● **Exercise requirements**
- A) Reproduce the passage of the Lyme Disease post starting with "Thursday, 13 May" and going on through "and our lives.".
- B) According to the Lyme Disease post, what share of cases can blood tests miss?

● **Text shown**
※ ※ ※
Thursday, 13 May 2010


As May is awareness month for Lyme Disease I want to highlight the problems patients have by being diagnosed with Multiple Sclerosis when in fact they have Lyme Disease.

If patients with Neurological symptoms are actually tested for Lyme Disease their doctors are led to believe that a negative result means you can't have Lyme Disease. This is quite wrong research shows blood tests can miss up to 50% of cases.

Imagine living with a progressive infectious illness, treated symptomatically when adequate treatment on antibiotics is the way Lyme disease is treated and symptoms can improve and we can regain our health and our lives.

There are many patients with Lyme Disease that I am in touch with who have neurological symptoms and some previously have been diagnosed with MS but on antibiotics are getting better.

The presentation by Lorraine Johnson to the IDSA review panel shows her scans before and after treatment for Lyme Disease she had been previously diagnosed with MS. Her video and presentation can be found on by clicking on the right hand side lower down on their home page.
※ ※ ※
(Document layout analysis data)

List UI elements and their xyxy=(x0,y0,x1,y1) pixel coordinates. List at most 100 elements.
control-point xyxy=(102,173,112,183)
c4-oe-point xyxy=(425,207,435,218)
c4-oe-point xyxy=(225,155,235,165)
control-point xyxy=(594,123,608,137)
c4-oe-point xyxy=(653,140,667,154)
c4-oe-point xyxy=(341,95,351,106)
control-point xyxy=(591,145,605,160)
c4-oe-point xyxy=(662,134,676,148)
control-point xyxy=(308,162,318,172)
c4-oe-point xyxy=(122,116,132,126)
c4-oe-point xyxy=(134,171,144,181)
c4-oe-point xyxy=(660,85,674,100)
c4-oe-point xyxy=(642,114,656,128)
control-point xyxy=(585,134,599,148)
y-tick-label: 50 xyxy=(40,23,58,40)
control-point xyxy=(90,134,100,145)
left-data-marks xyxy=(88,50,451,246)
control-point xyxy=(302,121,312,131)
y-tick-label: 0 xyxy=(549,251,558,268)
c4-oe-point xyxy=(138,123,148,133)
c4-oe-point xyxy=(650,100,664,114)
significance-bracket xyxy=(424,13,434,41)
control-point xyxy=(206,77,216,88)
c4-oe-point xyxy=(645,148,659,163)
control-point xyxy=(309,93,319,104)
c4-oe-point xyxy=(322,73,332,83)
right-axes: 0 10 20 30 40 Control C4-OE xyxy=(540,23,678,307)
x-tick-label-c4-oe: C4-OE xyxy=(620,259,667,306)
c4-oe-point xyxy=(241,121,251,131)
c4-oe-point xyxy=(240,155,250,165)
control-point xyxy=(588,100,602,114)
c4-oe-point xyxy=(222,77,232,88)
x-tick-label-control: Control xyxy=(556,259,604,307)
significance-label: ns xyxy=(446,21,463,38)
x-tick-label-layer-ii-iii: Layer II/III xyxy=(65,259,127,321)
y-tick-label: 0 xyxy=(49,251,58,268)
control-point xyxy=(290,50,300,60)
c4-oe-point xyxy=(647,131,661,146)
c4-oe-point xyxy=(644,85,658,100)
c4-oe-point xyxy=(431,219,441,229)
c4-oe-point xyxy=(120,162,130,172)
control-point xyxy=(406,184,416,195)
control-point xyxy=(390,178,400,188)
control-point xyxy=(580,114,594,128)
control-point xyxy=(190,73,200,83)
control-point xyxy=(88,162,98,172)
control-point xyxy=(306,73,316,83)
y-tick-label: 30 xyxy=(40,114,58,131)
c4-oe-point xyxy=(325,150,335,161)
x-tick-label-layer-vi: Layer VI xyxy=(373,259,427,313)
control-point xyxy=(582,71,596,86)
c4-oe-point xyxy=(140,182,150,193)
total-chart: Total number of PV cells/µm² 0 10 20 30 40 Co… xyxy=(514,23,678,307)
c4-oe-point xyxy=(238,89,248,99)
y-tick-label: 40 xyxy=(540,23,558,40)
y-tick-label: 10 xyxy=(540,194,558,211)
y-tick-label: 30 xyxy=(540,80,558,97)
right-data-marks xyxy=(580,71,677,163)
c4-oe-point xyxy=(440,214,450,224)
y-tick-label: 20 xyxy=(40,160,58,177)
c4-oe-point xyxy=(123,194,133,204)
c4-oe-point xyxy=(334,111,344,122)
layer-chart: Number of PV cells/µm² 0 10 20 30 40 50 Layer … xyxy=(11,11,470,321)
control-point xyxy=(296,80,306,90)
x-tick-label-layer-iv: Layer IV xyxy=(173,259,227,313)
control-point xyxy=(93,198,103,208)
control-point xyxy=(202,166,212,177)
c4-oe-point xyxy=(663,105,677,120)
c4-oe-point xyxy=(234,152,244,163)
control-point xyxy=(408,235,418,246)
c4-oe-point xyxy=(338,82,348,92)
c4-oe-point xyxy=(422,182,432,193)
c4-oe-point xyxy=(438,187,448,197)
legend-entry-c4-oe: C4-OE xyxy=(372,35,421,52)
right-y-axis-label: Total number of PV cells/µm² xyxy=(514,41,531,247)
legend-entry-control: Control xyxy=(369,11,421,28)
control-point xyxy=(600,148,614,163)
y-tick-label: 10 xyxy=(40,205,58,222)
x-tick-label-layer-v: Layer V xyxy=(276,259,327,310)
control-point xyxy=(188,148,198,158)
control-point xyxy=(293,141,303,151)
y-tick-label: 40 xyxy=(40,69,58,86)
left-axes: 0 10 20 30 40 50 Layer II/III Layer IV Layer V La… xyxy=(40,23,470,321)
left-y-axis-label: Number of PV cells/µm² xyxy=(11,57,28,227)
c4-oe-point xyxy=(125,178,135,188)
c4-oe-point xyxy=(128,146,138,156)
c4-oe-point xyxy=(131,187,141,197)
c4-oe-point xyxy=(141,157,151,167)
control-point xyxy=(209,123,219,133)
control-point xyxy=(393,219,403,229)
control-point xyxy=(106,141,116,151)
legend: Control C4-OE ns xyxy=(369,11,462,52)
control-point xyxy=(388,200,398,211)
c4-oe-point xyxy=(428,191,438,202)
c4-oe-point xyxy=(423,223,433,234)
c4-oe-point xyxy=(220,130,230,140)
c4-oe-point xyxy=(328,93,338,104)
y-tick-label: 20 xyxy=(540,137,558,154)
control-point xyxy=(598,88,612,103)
※ ※ ※
● **Responses for each task**
- A)
Thursday, 13 May 2010


As May is awareness month for Lyme Disease I want to highlight the problems patients have by being diagnosed with Multiple Sclerosis when in fact they have Lyme Disease.

If patients with Neurological symptoms are actually tested for Lyme Disease their doctors are led to believe that a negative result means you can't have Lyme Disease. This is quite wrong research shows blood tests can miss up to 50% of cases.

Imagine living with a progressive infectious illness, treated symptomatically when adequate treatment on antibiotics is the way Lyme disease is treated and symptoms can improve and we can regain our health and our lives.

- B) Up to 50%.